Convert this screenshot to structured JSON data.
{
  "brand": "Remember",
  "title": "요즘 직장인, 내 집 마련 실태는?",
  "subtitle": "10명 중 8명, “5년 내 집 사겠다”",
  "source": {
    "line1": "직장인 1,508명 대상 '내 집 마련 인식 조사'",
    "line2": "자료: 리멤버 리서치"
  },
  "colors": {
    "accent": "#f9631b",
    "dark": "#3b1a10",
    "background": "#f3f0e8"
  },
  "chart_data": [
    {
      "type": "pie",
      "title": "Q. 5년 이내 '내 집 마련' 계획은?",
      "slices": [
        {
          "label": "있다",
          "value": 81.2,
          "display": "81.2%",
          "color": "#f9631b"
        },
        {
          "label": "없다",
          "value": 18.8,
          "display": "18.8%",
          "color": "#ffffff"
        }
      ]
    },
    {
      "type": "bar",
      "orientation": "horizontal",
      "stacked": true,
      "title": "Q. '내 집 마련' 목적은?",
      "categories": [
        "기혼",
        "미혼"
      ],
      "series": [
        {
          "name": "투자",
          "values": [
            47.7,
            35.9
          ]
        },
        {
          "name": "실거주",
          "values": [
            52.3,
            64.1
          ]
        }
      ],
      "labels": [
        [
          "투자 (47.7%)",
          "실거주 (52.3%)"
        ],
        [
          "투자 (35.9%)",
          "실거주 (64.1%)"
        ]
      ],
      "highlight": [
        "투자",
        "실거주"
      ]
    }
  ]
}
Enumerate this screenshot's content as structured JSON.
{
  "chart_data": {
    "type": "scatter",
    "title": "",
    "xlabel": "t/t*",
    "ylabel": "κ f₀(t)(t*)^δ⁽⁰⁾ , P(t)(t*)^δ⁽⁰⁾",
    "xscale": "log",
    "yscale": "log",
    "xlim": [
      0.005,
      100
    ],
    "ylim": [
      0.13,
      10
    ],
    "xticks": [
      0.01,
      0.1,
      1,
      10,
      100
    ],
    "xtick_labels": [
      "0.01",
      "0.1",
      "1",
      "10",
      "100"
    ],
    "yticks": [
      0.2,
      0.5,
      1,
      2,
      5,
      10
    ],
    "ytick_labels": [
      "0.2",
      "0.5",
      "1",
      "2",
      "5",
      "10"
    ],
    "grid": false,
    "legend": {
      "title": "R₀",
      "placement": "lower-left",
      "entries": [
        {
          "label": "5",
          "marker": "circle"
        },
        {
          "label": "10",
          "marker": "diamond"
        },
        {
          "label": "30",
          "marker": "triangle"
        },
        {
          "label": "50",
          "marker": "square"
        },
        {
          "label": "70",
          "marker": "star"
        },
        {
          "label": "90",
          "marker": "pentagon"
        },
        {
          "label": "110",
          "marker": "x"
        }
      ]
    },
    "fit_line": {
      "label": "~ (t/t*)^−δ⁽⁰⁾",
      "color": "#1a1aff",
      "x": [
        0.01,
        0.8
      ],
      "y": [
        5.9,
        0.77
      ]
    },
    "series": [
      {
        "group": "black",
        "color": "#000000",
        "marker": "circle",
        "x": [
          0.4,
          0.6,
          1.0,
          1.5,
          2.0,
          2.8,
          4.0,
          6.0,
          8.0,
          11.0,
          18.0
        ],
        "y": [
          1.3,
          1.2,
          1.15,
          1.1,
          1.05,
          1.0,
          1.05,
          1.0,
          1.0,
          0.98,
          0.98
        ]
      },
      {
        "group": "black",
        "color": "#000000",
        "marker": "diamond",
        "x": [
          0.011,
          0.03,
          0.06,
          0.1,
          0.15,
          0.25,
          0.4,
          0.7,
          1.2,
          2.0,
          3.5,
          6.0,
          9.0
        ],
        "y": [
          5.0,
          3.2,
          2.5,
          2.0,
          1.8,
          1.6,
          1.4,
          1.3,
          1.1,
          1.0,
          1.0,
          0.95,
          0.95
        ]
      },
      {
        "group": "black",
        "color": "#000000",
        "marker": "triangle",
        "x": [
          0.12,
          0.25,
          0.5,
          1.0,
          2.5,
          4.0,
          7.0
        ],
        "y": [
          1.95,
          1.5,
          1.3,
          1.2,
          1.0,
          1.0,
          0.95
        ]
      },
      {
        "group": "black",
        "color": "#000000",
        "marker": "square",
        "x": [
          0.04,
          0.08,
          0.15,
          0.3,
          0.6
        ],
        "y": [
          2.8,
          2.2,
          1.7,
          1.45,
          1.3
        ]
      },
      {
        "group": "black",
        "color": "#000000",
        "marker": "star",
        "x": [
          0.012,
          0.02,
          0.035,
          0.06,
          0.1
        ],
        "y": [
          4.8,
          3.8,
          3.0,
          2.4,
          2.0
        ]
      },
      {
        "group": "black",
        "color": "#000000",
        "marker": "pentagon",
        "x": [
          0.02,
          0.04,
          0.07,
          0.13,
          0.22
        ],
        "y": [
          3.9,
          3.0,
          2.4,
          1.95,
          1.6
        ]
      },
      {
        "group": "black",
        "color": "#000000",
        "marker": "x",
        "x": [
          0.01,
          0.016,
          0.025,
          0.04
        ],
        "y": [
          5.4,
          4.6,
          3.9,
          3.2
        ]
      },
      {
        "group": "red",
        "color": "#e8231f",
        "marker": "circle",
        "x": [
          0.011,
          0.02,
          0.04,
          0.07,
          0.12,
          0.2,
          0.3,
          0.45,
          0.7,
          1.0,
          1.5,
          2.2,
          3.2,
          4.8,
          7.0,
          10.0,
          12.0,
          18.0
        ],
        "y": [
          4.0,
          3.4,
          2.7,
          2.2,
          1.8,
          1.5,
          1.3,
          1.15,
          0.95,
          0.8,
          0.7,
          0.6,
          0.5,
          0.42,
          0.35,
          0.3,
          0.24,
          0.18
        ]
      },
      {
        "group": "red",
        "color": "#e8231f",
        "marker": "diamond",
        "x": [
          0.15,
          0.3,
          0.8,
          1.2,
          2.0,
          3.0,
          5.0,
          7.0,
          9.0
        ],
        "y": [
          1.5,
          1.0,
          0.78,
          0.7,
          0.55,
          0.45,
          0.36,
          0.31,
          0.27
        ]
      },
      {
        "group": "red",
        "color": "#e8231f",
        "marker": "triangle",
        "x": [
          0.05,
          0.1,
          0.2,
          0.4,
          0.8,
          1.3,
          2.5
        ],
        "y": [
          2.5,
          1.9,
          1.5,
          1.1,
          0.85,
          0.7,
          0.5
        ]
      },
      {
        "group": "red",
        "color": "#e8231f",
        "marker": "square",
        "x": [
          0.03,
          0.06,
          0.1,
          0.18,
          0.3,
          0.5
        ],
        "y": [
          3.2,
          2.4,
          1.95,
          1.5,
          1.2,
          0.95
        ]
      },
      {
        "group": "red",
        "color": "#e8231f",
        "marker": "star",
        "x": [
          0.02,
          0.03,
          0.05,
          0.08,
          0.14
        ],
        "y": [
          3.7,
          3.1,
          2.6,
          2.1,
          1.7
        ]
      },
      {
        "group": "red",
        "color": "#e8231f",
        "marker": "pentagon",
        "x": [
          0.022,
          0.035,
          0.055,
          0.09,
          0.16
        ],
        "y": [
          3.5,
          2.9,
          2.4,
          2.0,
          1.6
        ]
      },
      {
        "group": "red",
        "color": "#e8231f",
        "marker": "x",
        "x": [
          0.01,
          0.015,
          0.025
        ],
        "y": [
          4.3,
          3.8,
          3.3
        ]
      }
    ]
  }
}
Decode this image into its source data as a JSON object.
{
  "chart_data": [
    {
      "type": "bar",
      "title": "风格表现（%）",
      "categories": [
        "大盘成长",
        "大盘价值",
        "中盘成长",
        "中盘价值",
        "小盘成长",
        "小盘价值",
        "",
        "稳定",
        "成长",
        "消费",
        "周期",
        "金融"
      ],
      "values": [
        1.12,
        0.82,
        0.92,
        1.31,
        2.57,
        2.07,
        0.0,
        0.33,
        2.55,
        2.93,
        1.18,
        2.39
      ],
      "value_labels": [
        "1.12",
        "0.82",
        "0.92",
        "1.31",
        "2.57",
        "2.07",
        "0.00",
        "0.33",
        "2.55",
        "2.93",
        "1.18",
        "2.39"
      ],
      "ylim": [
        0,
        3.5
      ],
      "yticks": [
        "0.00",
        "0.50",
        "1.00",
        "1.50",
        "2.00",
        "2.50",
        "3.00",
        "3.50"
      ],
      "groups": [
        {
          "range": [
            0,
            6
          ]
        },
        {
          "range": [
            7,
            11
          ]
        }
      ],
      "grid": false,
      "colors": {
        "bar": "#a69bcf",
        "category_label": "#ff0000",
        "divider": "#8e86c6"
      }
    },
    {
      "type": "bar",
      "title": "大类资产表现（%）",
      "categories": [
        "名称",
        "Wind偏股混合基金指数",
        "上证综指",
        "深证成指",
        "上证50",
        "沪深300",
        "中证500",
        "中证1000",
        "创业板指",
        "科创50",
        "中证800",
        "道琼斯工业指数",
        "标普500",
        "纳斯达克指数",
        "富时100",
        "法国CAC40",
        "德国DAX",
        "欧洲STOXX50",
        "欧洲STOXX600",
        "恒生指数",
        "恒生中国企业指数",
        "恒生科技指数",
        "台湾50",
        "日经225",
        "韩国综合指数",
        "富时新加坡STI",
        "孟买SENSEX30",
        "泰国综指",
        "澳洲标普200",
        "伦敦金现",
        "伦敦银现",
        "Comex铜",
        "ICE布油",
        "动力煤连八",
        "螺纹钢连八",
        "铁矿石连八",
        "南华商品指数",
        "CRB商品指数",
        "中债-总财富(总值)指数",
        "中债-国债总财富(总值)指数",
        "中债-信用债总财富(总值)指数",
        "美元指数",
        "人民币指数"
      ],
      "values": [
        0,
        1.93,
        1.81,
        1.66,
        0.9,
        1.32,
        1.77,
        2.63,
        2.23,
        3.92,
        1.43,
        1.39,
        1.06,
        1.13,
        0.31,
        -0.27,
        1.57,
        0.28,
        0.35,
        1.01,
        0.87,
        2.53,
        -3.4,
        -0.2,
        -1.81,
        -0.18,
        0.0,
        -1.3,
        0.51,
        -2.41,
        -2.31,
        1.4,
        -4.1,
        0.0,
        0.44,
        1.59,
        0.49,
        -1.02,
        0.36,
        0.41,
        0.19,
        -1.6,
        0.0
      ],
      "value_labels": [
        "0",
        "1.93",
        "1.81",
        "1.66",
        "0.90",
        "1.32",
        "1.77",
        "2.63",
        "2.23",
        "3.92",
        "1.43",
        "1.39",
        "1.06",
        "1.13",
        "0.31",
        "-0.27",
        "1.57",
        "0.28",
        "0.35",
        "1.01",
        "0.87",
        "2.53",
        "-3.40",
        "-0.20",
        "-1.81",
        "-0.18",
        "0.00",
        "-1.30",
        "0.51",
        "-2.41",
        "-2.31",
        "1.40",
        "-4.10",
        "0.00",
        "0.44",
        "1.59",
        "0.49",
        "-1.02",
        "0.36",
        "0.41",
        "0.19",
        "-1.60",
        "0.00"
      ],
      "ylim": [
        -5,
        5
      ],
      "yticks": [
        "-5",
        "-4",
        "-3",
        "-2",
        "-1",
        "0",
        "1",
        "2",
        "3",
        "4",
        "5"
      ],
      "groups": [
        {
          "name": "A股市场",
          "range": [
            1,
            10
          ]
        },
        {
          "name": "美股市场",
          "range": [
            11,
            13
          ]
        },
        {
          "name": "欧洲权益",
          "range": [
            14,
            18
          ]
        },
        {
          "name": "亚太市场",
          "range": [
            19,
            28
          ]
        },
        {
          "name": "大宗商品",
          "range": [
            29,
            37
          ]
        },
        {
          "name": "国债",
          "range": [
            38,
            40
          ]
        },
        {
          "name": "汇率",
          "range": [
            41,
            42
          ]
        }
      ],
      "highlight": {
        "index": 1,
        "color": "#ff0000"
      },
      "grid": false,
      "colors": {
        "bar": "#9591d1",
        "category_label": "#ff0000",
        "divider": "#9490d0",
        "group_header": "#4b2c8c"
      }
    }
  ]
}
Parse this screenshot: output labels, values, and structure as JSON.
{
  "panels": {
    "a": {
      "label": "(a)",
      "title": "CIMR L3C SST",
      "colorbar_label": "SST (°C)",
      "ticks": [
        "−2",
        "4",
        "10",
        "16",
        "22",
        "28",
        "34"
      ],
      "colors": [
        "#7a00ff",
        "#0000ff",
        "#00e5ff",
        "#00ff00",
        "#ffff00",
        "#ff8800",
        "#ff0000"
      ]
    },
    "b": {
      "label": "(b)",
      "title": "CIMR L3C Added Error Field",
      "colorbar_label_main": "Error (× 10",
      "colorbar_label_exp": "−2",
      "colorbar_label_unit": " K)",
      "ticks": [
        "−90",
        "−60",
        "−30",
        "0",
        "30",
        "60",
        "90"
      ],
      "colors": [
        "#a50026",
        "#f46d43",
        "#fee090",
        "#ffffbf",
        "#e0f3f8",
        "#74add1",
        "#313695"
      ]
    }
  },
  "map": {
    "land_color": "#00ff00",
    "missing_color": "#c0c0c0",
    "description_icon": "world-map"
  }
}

Work to complete → Each line in the material either holds the string "source" or does not. State how many do, and nothing else.

Response → 2